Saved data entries
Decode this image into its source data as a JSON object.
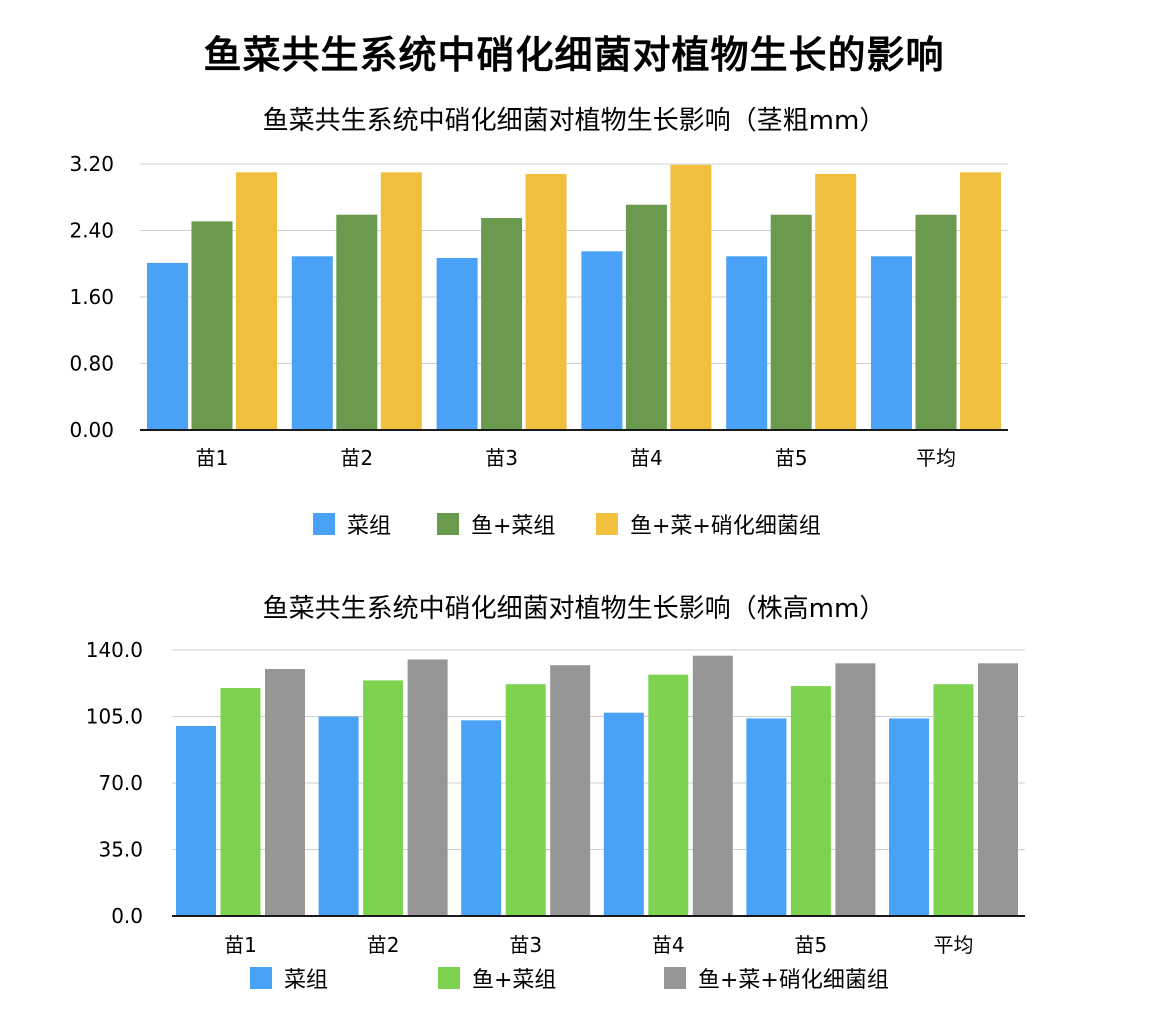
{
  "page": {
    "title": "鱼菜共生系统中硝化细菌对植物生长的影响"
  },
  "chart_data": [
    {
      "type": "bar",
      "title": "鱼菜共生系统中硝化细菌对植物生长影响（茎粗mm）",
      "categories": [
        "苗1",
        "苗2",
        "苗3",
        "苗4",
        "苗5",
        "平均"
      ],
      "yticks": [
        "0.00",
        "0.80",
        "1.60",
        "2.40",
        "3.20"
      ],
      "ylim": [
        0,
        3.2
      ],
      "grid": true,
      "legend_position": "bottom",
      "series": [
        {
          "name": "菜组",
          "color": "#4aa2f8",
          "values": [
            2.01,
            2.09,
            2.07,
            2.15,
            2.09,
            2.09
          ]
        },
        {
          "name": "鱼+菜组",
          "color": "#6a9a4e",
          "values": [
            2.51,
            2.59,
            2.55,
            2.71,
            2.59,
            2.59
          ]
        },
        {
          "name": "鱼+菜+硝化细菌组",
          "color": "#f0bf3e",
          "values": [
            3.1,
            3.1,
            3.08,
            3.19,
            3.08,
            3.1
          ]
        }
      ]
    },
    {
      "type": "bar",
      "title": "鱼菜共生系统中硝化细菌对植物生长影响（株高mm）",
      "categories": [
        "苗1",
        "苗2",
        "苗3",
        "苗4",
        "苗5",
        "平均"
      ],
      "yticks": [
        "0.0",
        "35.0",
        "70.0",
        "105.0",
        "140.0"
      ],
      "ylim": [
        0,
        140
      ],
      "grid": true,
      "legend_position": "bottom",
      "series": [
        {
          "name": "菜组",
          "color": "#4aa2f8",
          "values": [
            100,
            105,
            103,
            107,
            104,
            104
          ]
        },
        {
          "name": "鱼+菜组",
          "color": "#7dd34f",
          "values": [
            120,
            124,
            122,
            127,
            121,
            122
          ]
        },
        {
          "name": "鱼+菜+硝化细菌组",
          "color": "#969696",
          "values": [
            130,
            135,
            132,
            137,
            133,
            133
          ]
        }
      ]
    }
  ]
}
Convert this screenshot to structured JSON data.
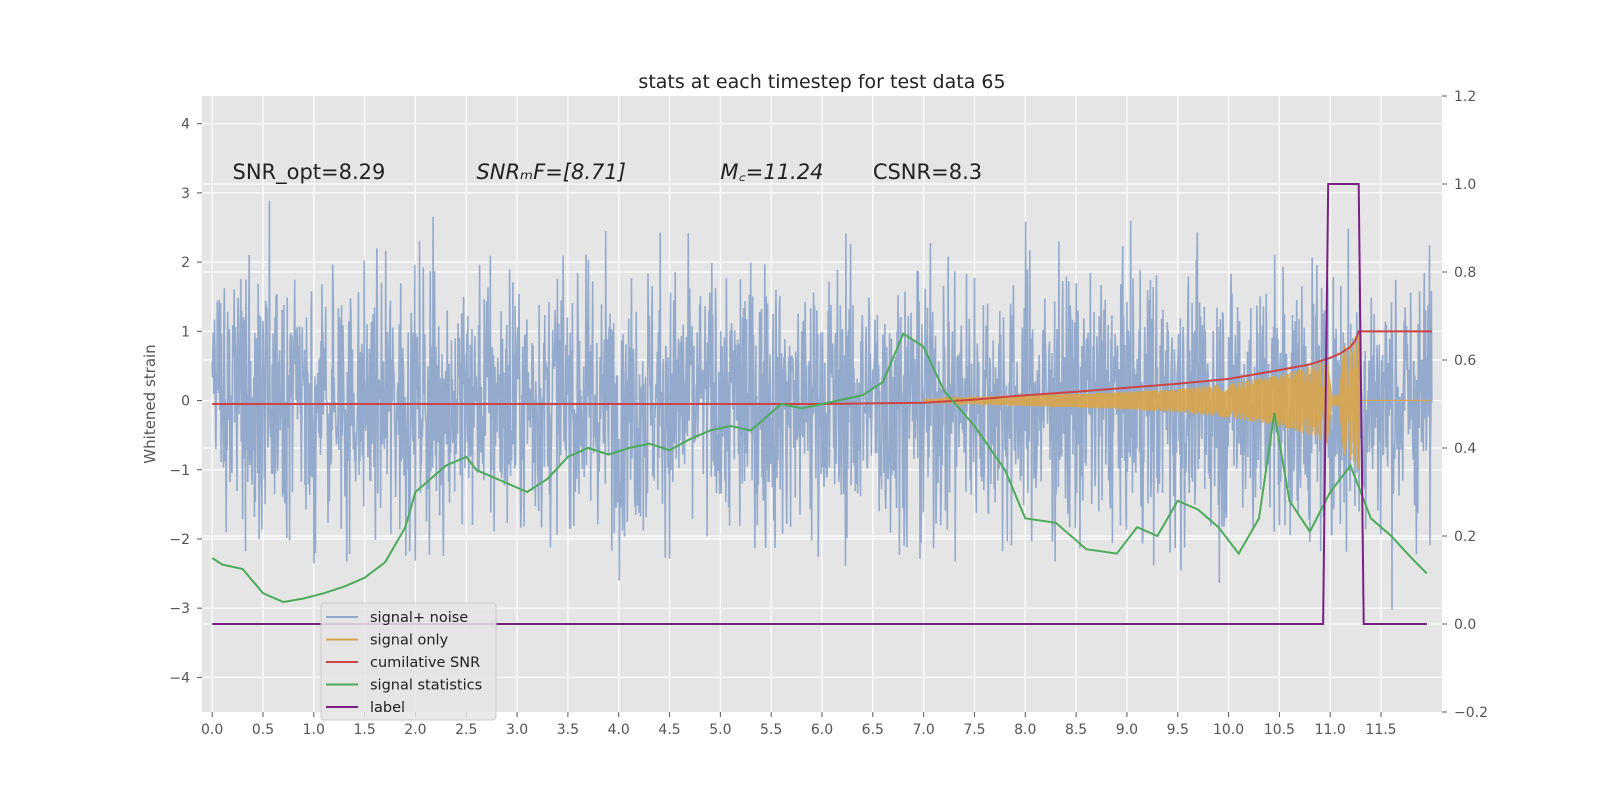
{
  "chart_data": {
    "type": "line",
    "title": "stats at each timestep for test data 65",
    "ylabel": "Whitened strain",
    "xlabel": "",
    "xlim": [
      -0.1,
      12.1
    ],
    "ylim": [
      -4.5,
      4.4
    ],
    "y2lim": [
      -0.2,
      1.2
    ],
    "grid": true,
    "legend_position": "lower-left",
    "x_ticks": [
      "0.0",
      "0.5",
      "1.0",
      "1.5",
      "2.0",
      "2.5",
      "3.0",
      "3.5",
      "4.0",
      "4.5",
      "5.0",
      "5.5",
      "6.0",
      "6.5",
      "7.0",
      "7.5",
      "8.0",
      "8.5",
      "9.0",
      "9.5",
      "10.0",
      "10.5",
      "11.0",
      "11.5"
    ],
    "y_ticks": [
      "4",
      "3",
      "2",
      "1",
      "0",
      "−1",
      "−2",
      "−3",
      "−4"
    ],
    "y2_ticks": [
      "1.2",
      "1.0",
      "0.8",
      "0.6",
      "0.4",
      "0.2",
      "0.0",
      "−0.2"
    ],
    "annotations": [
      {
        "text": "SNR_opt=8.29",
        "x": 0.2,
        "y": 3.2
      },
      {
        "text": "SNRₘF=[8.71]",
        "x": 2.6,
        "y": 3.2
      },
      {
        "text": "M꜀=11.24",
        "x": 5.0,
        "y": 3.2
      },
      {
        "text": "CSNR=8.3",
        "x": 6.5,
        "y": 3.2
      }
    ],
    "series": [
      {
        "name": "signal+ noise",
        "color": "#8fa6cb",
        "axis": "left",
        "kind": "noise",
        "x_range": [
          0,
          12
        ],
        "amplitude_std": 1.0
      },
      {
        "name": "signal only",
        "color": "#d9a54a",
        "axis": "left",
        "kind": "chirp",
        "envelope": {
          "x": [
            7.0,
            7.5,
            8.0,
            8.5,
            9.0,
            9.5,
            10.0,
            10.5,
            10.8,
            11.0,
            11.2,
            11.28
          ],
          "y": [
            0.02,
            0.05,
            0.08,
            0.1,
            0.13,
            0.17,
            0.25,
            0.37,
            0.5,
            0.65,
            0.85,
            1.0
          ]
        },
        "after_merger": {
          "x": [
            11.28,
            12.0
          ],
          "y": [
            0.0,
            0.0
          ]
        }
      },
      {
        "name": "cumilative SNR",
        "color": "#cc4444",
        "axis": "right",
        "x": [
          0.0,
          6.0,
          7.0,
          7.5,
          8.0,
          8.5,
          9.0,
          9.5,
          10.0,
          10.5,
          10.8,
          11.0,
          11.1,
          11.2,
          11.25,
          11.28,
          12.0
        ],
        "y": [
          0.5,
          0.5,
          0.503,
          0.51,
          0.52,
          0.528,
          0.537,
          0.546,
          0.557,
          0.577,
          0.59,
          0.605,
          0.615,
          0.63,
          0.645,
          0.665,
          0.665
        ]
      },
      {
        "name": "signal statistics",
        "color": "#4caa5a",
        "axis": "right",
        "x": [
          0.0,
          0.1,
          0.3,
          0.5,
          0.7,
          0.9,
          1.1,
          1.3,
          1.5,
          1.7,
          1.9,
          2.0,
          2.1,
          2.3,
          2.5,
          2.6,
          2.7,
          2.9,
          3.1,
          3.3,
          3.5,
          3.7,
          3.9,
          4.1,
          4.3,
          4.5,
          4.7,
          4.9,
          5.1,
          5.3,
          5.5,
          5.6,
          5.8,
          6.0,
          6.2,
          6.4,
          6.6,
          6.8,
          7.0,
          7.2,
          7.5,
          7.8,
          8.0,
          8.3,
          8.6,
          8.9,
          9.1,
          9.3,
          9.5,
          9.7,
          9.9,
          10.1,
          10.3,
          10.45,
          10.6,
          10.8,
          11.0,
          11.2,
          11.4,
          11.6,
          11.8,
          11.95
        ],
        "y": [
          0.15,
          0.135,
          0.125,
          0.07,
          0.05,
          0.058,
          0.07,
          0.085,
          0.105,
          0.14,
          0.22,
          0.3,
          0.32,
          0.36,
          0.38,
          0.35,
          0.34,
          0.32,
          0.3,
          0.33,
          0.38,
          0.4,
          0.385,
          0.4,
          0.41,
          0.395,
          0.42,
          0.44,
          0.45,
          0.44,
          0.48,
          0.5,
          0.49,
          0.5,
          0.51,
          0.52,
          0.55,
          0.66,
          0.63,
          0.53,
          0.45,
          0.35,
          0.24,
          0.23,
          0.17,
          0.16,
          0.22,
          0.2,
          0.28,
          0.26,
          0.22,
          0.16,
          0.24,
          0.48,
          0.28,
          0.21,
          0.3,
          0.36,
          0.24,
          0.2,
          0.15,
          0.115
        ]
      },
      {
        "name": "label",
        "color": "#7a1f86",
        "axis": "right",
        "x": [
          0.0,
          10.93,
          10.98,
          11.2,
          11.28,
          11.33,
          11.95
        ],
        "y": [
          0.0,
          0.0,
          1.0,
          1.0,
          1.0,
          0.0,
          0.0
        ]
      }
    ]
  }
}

...

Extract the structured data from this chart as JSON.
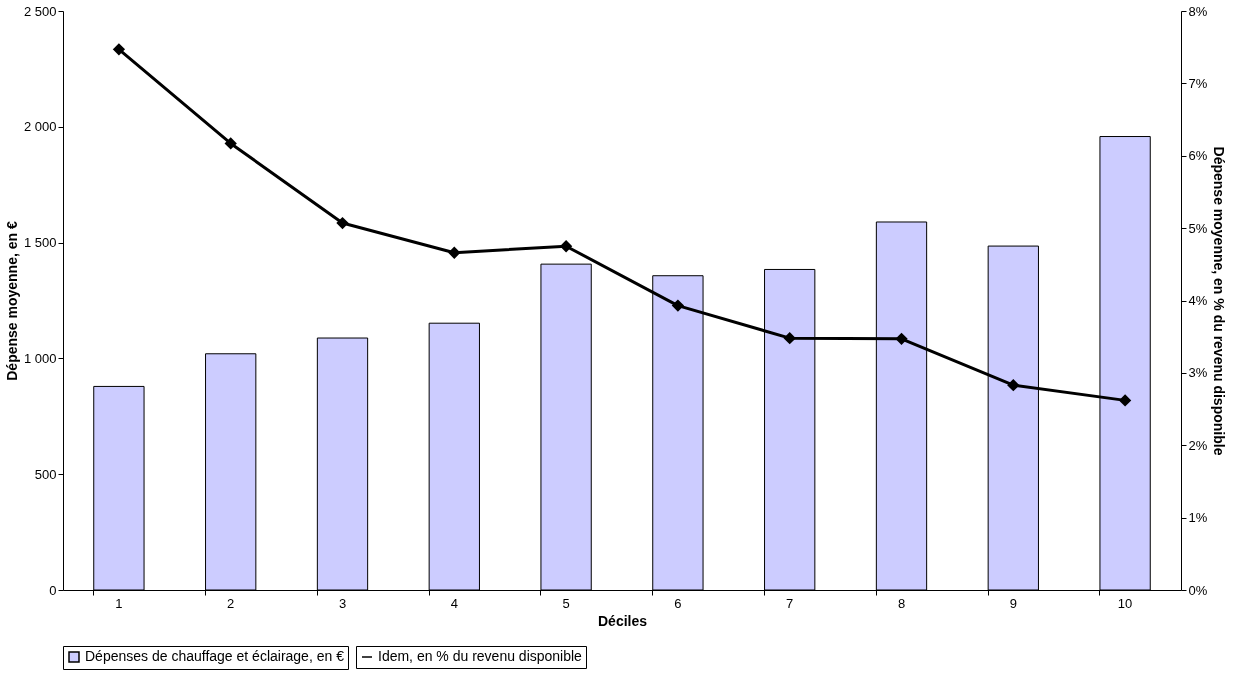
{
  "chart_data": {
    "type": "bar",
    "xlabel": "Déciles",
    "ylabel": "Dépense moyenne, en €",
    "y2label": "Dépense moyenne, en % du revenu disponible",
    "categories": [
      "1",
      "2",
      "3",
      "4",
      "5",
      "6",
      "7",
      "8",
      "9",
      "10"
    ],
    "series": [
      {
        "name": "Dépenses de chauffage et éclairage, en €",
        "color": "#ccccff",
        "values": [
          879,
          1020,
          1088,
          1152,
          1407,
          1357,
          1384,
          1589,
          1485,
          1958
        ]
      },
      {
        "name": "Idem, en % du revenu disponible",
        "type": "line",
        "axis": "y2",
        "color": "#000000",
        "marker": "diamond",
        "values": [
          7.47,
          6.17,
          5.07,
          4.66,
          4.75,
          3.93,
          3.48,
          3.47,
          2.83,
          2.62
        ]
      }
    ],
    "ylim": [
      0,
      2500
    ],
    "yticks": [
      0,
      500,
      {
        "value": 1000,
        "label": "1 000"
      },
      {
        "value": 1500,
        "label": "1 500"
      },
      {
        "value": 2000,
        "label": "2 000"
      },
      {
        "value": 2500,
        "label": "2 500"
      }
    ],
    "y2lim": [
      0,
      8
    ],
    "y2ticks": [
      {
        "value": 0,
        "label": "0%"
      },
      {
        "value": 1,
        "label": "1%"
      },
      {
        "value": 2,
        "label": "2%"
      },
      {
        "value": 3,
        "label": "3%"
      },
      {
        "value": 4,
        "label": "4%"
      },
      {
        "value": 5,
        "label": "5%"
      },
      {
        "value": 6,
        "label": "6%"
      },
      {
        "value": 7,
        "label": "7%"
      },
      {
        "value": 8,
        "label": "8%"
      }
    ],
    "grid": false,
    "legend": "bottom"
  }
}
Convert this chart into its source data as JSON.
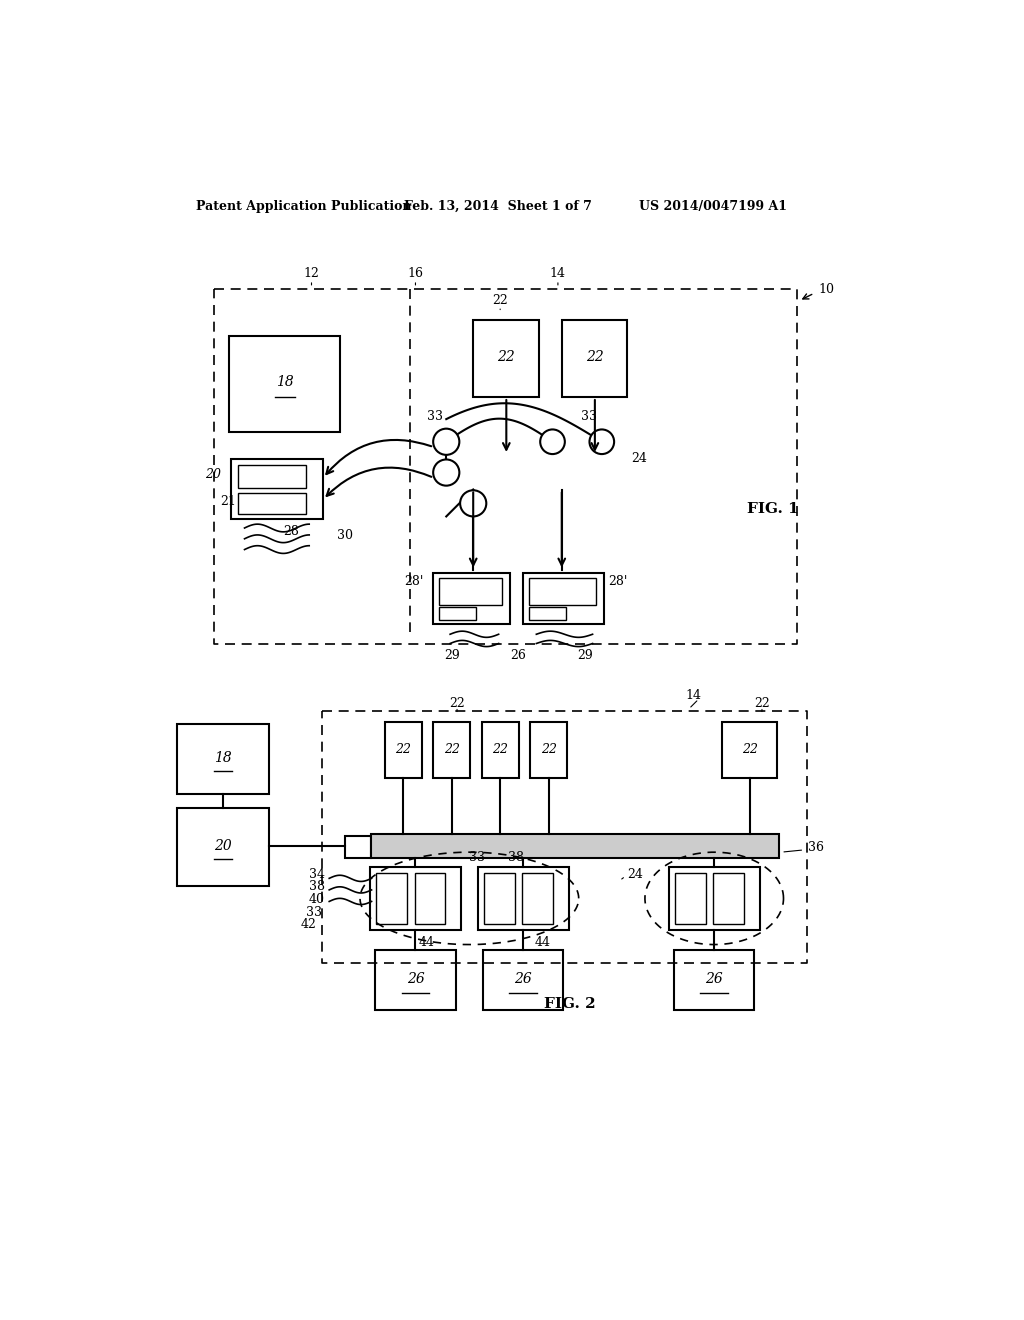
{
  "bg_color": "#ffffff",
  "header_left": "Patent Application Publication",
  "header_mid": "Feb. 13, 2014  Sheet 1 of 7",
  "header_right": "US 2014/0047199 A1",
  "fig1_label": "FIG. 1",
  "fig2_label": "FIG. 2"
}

● **BRIEF**: Identify every line above that includes the word "this", and show those lines.

● **COMPLETE RESPONSE**:
Decode this image into its source data as a JSON object.
Convert this screenshot to structured JSON data.
Extract the structured data from this chart as JSON.
Convert this chart into its source data as JSON.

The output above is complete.